[Entries from a visual dataset]
==============================

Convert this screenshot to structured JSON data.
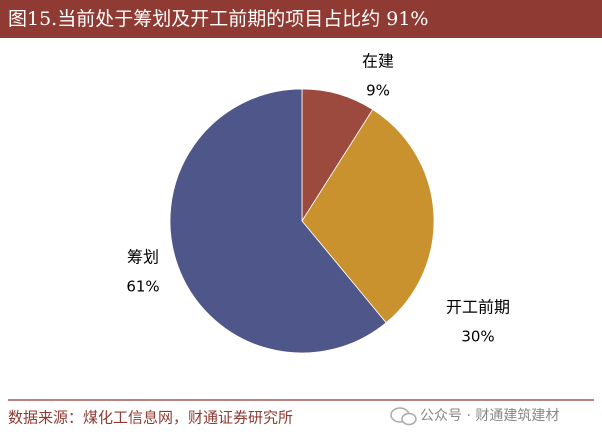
{
  "chart_data": {
    "type": "pie",
    "title": "图15.当前处于筹划及开工前期的项目占比约 91%",
    "categories": [
      "在建",
      "开工前期",
      "筹划"
    ],
    "values": [
      9,
      30,
      61
    ],
    "value_labels": [
      "9%",
      "30%",
      "61%"
    ],
    "colors": [
      "#9c4a3e",
      "#c9922f",
      "#4f5689"
    ],
    "source": "数据来源：煤化工信息网，财通证券研究所",
    "watermark": "公众号 · 财通建筑建材"
  }
}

==============================

Exercise
Pictures appear in the records above. Output everything except them, exactly.

Solution to the problem
Convert this screenshot to structured JSON data.
{
  "chart_data": {
    "type": "pie",
    "title": "图15.当前处于筹划及开工前期的项目占比约 91%",
    "categories": [
      "在建",
      "开工前期",
      "筹划"
    ],
    "values": [
      9,
      30,
      61
    ],
    "value_labels": [
      "9%",
      "30%",
      "61%"
    ],
    "colors": [
      "#9c4a3e",
      "#c9922f",
      "#4f5689"
    ],
    "source": "数据来源：煤化工信息网，财通证券研究所",
    "watermark": "公众号 · 财通建筑建材"
  }
}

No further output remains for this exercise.